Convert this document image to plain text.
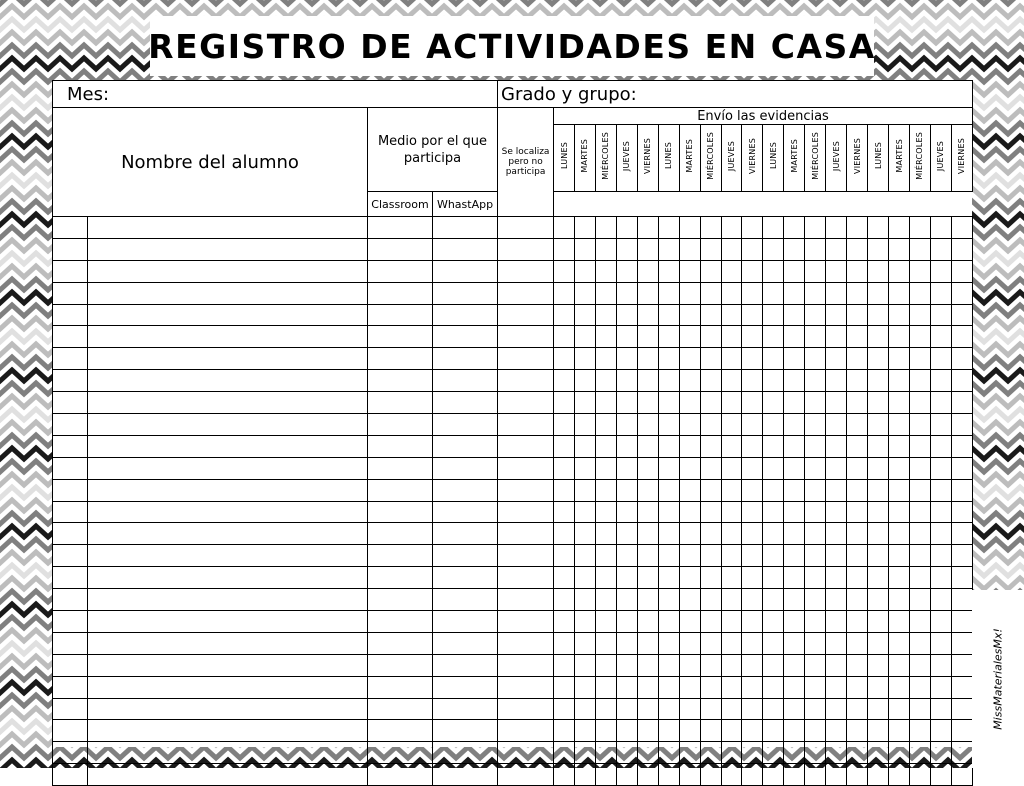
REGISTRO DE ACTIVIDADES EN CASA
Mes:				Grado y grupo:																				
Nombre del alumno		Medio por el que participa		Se localiza pero no participa	Envío las evidencias																			
					LUNES	MARTES	MIÉRCOLES	JUEVES	VIERNES	LUNES	MARTES	MIÉRCOLES	JUEVES	VIERNES	LUNES	MARTES	MIÉRCOLES	JUEVES	VIERNES	LUNES	MARTES	MIÉRCOLES	JUEVES	VIERNES
		Classroom	WhastApp																					

MissMaterialesMx!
#####
- _Stated goal_
Images in the data above are to be skipped. Retype all other material exactly.

- _Correct response_
Convert this document image to plain text.
REGISTRO DE ACTIVIDADES EN CASA
Mes:				Grado y grupo:																				
Nombre del alumno		Medio por el que participa		Se localiza pero no participa	Envío las evidencias																			
					LUNES	MARTES	MIÉRCOLES	JUEVES	VIERNES	LUNES	MARTES	MIÉRCOLES	JUEVES	VIERNES	LUNES	MARTES	MIÉRCOLES	JUEVES	VIERNES	LUNES	MARTES	MIÉRCOLES	JUEVES	VIERNES
		Classroom	WhastApp																					

MissMaterialesMx!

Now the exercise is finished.